→ **EXERCISES TO COMPLETE**
1. According to the text on checking local folders, what conditions make the traffic light "green"?
2. Pick up the text on checking local folders where it stops and write what comes next.

→ **SELECTION**
The traffic light is "green" when a README is present and there are no unextracted archives, and "yellow" otherwise.

Checking a single folder

repo <- module_run(test_paper(), "repo_check",
                   local_path = "C:/projects/reaction_time_study_2024")

# Plain-text summary
repo$summary_text

# Summary counts (one row per folder)
repo$summary_table

# "green" or "yellow"
repo$traffic_light

# Full file list — one row per file, with file_type and file_size columns
repo$table

test_paper() creates a minimal paper object with no repository links. The module pipeline always requires a paper argument, but when you are only checking a local folder there is no manuscript — test_paper() gives you a valid object that causes the online repository search to find nothing, so only the local files are checked.

Note on cloud-sync folders (OneDrive, iCloud, Dropbox): If the folder is stored online and files have not been downloaded locally, the check will be slow because each code file triggers a download when it is read. Before running, right-click the folder in your file browser and choose “Always keep on this device” (OneDrive) or “Download Now” (iCloud) to make all files available locally first.

A typical $summary_text when the folder is missing a README might look like:

We found 8 files in 1 repository.
We found 0 README files and 1 repository without READMEs.

And $summary_table will have columns: repo_n, files_n, files_code, files_data, files_readme, files_zip.

Checking multiple folders

Pass a vector of paths to check several folders at once. Each is treated as a separate repository, so you get one summary row per folder:

paths <- c(
  "C:/projects/study_1_power_analysis",
  "C:/projects/study_2_replication",
  "C:/projects/study_3_meta_analysis"

→ **PROVIDED DATA**
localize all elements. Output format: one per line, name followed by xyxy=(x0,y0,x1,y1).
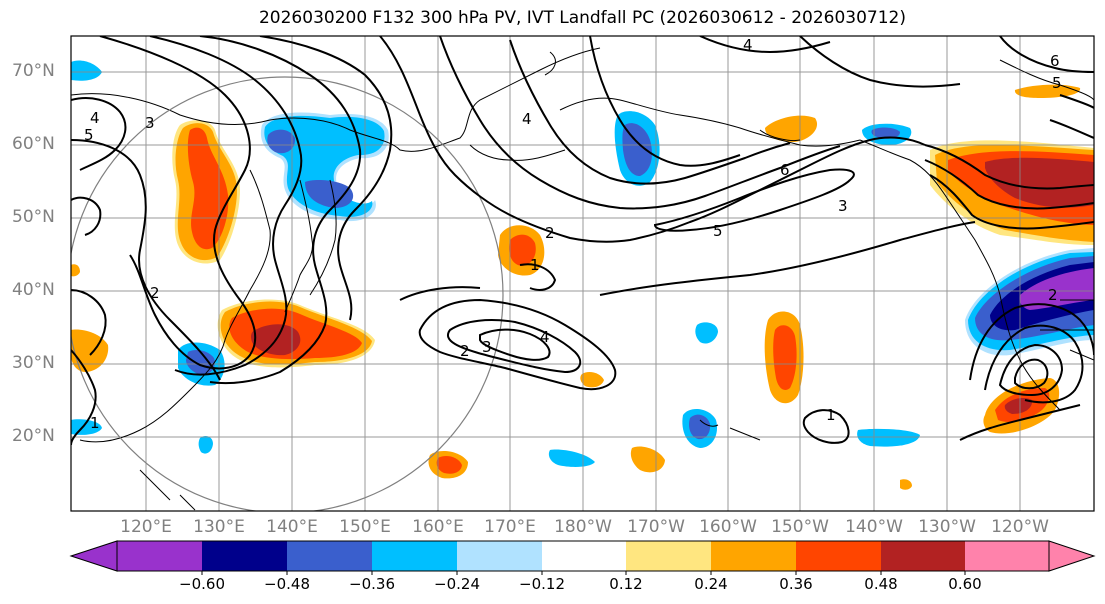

→ **PER-TASK ANSWERS**
1. A README is present and there are no unextracted archives.

2.
)

repo <- module_run(test_paper(), "repo_check", local_path = paths)

# Three rows — one per folder
repo$summary_table

# All files from all three folders, with repo_url identifying the source
repo$table

This is a quick way to compare whether several projects all have READMEs and no stray zip files before you submit or share them.


Part 2: code_check on local files

What code_check checks

code_check builds on repo_check: it first runs the file inventory, then reads every code file (R, Rmd, Qmd, SAS, SPSS, Stata) and checks for:

  • Comments — is the code explained? A file with no comment lines at all is flagged.
  • Absolute paths — paths like C:/myname/files/data.csv only work on one specific computer and will break for anyone else trying to reproduce the analysis.
  • Library loading — are all library() / require() calls grouped together near the top of the script, or are they scattered throughout?
  • Missing data files — if the script loads read.csv("data.csv") but data.csv is not in the folder, that is flagged.

Checking your own code

You have finished a project and want to review the quality of your scripts before sharing:

result <- module_run(test_paper(), "code_check",
                     local_path = "C:/projects/reaction_time_study_2024")

# Short summary of all findings
result$summary_text

# One row per code file with detailed metrics
result$table

# "green" (no issues), "yellow" (some issues), or "na" (no code files found)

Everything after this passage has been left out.